___ GIVEN RECORDS ___

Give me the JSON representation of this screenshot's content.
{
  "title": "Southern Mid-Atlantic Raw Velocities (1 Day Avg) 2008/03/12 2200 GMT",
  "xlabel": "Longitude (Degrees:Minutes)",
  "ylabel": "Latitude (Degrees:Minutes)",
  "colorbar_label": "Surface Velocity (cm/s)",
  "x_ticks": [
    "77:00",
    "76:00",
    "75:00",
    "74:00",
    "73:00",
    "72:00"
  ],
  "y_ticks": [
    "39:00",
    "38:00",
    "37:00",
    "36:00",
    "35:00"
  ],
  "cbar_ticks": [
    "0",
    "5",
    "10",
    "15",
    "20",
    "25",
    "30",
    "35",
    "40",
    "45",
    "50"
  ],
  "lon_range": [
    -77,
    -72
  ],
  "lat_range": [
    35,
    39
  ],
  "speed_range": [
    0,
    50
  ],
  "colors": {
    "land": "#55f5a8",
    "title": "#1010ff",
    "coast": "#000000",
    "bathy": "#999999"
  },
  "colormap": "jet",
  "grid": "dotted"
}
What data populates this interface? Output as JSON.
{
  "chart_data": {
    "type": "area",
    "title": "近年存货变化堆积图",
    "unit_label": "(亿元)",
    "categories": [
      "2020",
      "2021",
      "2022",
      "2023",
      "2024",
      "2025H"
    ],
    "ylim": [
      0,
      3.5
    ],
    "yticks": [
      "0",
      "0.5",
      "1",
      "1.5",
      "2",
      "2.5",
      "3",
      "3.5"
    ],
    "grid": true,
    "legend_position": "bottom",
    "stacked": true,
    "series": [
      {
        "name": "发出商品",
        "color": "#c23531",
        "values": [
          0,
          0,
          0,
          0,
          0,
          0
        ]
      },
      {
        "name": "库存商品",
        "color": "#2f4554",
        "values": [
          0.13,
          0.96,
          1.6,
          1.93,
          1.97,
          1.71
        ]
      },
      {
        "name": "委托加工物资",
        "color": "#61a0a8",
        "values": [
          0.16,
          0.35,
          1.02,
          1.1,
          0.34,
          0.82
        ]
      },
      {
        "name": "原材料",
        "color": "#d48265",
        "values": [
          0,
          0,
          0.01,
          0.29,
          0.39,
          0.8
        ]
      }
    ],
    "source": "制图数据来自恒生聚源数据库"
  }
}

___

The whole listing above needs to be written out again exactly.

- OUTPUT BELOW:
Give me the JSON representation of this screenshot's content.
{
  "title": "Southern Mid-Atlantic Raw Velocities (1 Day Avg) 2008/03/12 2200 GMT",
  "xlabel": "Longitude (Degrees:Minutes)",
  "ylabel": "Latitude (Degrees:Minutes)",
  "colorbar_label": "Surface Velocity (cm/s)",
  "x_ticks": [
    "77:00",
    "76:00",
    "75:00",
    "74:00",
    "73:00",
    "72:00"
  ],
  "y_ticks": [
    "39:00",
    "38:00",
    "37:00",
    "36:00",
    "35:00"
  ],
  "cbar_ticks": [
    "0",
    "5",
    "10",
    "15",
    "20",
    "25",
    "30",
    "35",
    "40",
    "45",
    "50"
  ],
  "lon_range": [
    -77,
    -72
  ],
  "lat_range": [
    35,
    39
  ],
  "speed_range": [
    0,
    50
  ],
  "colors": {
    "land": "#55f5a8",
    "title": "#1010ff",
    "coast": "#000000",
    "bathy": "#999999"
  },
  "colormap": "jet",
  "grid": "dotted"
}
What data populates this interface? Output as JSON.
{
  "chart_data": {
    "type": "area",
    "title": "近年存货变化堆积图",
    "unit_label": "(亿元)",
    "categories": [
      "2020",
      "2021",
      "2022",
      "2023",
      "2024",
      "2025H"
    ],
    "ylim": [
      0,
      3.5
    ],
    "yticks": [
      "0",
      "0.5",
      "1",
      "1.5",
      "2",
      "2.5",
      "3",
      "3.5"
    ],
    "grid": true,
    "legend_position": "bottom",
    "stacked": true,
    "series": [
      {
        "name": "发出商品",
        "color": "#c23531",
        "values": [
          0,
          0,
          0,
          0,
          0,
          0
        ]
      },
      {
        "name": "库存商品",
        "color": "#2f4554",
        "values": [
          0.13,
          0.96,
          1.6,
          1.93,
          1.97,
          1.71
        ]
      },
      {
        "name": "委托加工物资",
        "color": "#61a0a8",
        "values": [
          0.16,
          0.35,
          1.02,
          1.1,
          0.34,
          0.82
        ]
      },
      {
        "name": "原材料",
        "color": "#d48265",
        "values": [
          0,
          0,
          0.01,
          0.29,
          0.39,
          0.8
        ]
      }
    ],
    "source": "制图数据来自恒生聚源数据库"
  }
}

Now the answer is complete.